- WHAT YOU ARE ASKED TO DO: Could you render every line of the data below as a numbered list, leaving out any blank lines?

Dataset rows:

################

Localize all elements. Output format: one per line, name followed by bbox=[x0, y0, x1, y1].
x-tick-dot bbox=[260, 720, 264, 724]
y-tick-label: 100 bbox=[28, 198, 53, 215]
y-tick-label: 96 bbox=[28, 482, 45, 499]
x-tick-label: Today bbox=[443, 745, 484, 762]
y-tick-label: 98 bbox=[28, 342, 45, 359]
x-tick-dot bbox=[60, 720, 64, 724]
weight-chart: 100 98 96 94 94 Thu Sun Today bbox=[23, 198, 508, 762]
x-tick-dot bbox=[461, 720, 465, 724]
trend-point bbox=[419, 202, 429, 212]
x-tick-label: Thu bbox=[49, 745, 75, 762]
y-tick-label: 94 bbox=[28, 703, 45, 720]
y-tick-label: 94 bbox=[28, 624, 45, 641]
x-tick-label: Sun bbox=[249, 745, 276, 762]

################

- THE SOLUTION:
1. Localize all elements. Output format: one per line, name followed by bbox=[x0, y0, x1, y1].
2. x-tick-dot bbox=[260, 720, 264, 724]
3. y-tick-label: 100 bbox=[28, 198, 53, 215]
4. y-tick-label: 96 bbox=[28, 482, 45, 499]
5. x-tick-label: Today bbox=[443, 745, 484, 762]
6. y-tick-label: 98 bbox=[28, 342, 45, 359]
7. x-tick-dot bbox=[60, 720, 64, 724]
8. weight-chart: 100 98 96 94 94 Thu Sun Today bbox=[23, 198, 508, 762]
9. x-tick-dot bbox=[461, 720, 465, 724]
10. trend-point bbox=[419, 202, 429, 212]
11. x-tick-label: Thu bbox=[49, 745, 75, 762]
12. y-tick-label: 94 bbox=[28, 703, 45, 720]
13. y-tick-label: 94 bbox=[28, 624, 45, 641]
14. x-tick-label: Sun bbox=[249, 745, 276, 762]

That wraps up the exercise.